:: GIVEN ENTRIES ::

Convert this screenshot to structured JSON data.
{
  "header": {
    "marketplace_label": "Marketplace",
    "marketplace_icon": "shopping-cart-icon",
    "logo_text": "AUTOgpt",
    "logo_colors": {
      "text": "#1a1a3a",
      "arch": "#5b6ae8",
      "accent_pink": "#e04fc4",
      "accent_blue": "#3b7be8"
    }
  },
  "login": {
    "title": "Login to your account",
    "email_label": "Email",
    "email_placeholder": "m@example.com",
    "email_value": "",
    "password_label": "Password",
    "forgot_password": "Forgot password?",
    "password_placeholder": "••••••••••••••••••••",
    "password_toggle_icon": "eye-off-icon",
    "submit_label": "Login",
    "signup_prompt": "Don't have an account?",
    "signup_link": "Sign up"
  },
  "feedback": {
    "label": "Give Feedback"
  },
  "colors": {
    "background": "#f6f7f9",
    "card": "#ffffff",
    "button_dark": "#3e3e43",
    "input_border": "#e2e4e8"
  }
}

:::

INSTRUCTION:
Write out every line from the records above, word for word.

ANSWER:
Convert this screenshot to structured JSON data.
{
  "header": {
    "marketplace_label": "Marketplace",
    "marketplace_icon": "shopping-cart-icon",
    "logo_text": "AUTOgpt",
    "logo_colors": {
      "text": "#1a1a3a",
      "arch": "#5b6ae8",
      "accent_pink": "#e04fc4",
      "accent_blue": "#3b7be8"
    }
  },
  "login": {
    "title": "Login to your account",
    "email_label": "Email",
    "email_placeholder": "m@example.com",
    "email_value": "",
    "password_label": "Password",
    "forgot_password": "Forgot password?",
    "password_placeholder": "••••••••••••••••••••",
    "password_toggle_icon": "eye-off-icon",
    "submit_label": "Login",
    "signup_prompt": "Don't have an account?",
    "signup_link": "Sign up"
  },
  "feedback": {
    "label": "Give Feedback"
  },
  "colors": {
    "background": "#f6f7f9",
    "card": "#ffffff",
    "button_dark": "#3e3e43",
    "input_border": "#e2e4e8"
  }
}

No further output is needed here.